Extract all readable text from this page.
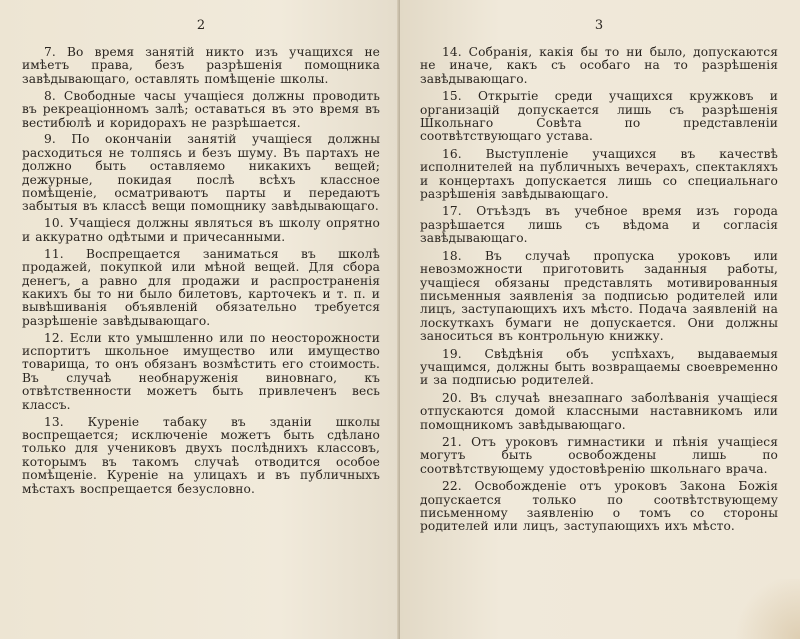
2

7. Во время занятій никто изъ учащихся не имѣетъ права, безъ разрѣшенія помощника завѣдывающаго, оставлять помѣщеніе школы.

8. Свободные часы учащіеся должны проводить въ рекреаціонномъ залѣ; оставаться въ это время въ вестибюлѣ и коридорахъ не разрѣшается.

9. По окончаніи занятій учащіеся должны расходиться не толпясь и безъ шуму. Въ партахъ не должно быть оставляемо никакихъ вещей; дежурные, покидая послѣ всѣхъ классное помѣщеніе, осматриваютъ парты и передаютъ забытыя въ классѣ вещи помощнику завѣдывающаго.

10. Учащіеся должны являться въ школу опрятно и аккуратно одѣтыми и причесанными.

11. Воспрещается заниматься въ школѣ продажей, покупкой или мѣной вещей. Для сбора денегъ, а равно для продажи и распространенія какихъ бы то ни было билетовъ, карточекъ и т. п. и вывѣшиванія объявленій обязательно требуется разрѣшеніе завѣдывающаго.

12. Если кто умышленно или по неосторожности испортитъ школьное имущество или имущество товарища, то онъ обязанъ возмѣстить его стоимость. Въ случаѣ необнаруженія виновнаго, къ отвѣтственности можетъ быть привлеченъ весь классъ.

13. Куреніе табаку въ зданіи школы воспрещается; исключеніе можетъ быть сдѣлано только для учениковъ двухъ послѣднихъ классовъ, которымъ въ такомъ случаѣ отводится особое помѣщеніе. Куреніе на улицахъ и въ публичныхъ мѣстахъ воспрещается безусловно.

3

14. Собранія, какія бы то ни было, допускаются не иначе, какъ съ особаго на то разрѣшенія завѣдывающаго.

15. Открытіе среди учащихся кружковъ и организацій допускается лишь съ разрѣшенія Школьнаго Совѣта по представленіи соотвѣтствующаго устава.

16. Выступленіе учащихся въ качествѣ исполнителей на публичныхъ вечерахъ, спектакляхъ и концертахъ допускается лишь со специальнаго разрѣшенія завѣдывающаго.

17. Отъѣздъ въ учебное время изъ города разрѣшается лишь съ вѣдома и согласія завѣдывающаго.

18. Въ случаѣ пропуска уроковъ или невозможности приготовить заданныя работы, учащіеся обязаны представлять мотивированныя письменныя заявленія за подписью родителей или лицъ, заступающихъ ихъ мѣсто. Подача заявленій на лоскуткахъ бумаги не допускается. Они должны заноситься въ контрольную книжку.

19. Свѣдѣнія объ успѣхахъ, выдаваемыя учащимся, должны быть возвращаемы своевременно и за подписью родителей.

20. Въ случаѣ внезапнаго заболѣванія учащіеся отпускаются домой классными наставникомъ или помощникомъ завѣдывающаго.

21. Отъ уроковъ гимнастики и пѣнія учащіеся могутъ быть освобождены лишь по соотвѣтствующему удостовѣренію школьнаго врача.

22. Освобожденіе отъ уроковъ Закона Божія допускается только по соотвѣтствующему письменному заявленію о томъ со стороны родителей или лицъ, заступающихъ ихъ мѣсто.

◇ ◇ ◇ ◇ ◇ ◇ ◇

What to do. Every record above should be written out again without change, except that the pictures are left out.

Result of the exercise.
Extract all readable text from this page.
2

7. Во время занятій никто изъ учащихся не имѣетъ права, безъ разрѣшенія помощника завѣдывающаго, оставлять помѣщеніе школы.

8. Свободные часы учащіеся должны проводить въ рекреаціонномъ залѣ; оставаться въ это время въ вестибюлѣ и коридорахъ не разрѣшается.

9. По окончаніи занятій учащіеся должны расходиться не толпясь и безъ шуму. Въ партахъ не должно быть оставляемо никакихъ вещей; дежурные, покидая послѣ всѣхъ классное помѣщеніе, осматриваютъ парты и передаютъ забытыя въ классѣ вещи помощнику завѣдывающаго.

10. Учащіеся должны являться въ школу опрятно и аккуратно одѣтыми и причесанными.

11. Воспрещается заниматься въ школѣ продажей, покупкой или мѣной вещей. Для сбора денегъ, а равно для продажи и распространенія какихъ бы то ни было билетовъ, карточекъ и т. п. и вывѣшиванія объявленій обязательно требуется разрѣшеніе завѣдывающаго.

12. Если кто умышленно или по неосторожности испортитъ школьное имущество или имущество товарища, то онъ обязанъ возмѣстить его стоимость. Въ случаѣ необнаруженія виновнаго, къ отвѣтственности можетъ быть привлеченъ весь классъ.

13. Куреніе табаку въ зданіи школы воспрещается; исключеніе можетъ быть сдѣлано только для учениковъ двухъ послѣднихъ классовъ, которымъ въ такомъ случаѣ отводится особое помѣщеніе. Куреніе на улицахъ и въ публичныхъ мѣстахъ воспрещается безусловно.

3

14. Собранія, какія бы то ни было, допускаются не иначе, какъ съ особаго на то разрѣшенія завѣдывающаго.

15. Открытіе среди учащихся кружковъ и организацій допускается лишь съ разрѣшенія Школьнаго Совѣта по представленіи соотвѣтствующаго устава.

16. Выступленіе учащихся въ качествѣ исполнителей на публичныхъ вечерахъ, спектакляхъ и концертахъ допускается лишь со специальнаго разрѣшенія завѣдывающаго.

17. Отъѣздъ въ учебное время изъ города разрѣшается лишь съ вѣдома и согласія завѣдывающаго.

18. Въ случаѣ пропуска уроковъ или невозможности приготовить заданныя работы, учащіеся обязаны представлять мотивированныя письменныя заявленія за подписью родителей или лицъ, заступающихъ ихъ мѣсто. Подача заявленій на лоскуткахъ бумаги не допускается. Они должны заноситься въ контрольную книжку.

19. Свѣдѣнія объ успѣхахъ, выдаваемыя учащимся, должны быть возвращаемы своевременно и за подписью родителей.

20. Въ случаѣ внезапнаго заболѣванія учащіеся отпускаются домой классными наставникомъ или помощникомъ завѣдывающаго.

21. Отъ уроковъ гимнастики и пѣнія учащіеся могутъ быть освобождены лишь по соотвѣтствующему удостовѣренію школьнаго врача.

22. Освобожденіе отъ уроковъ Закона Божія допускается только по соотвѣтствующему письменному заявленію о томъ со стороны родителей или лицъ, заступающихъ ихъ мѣсто.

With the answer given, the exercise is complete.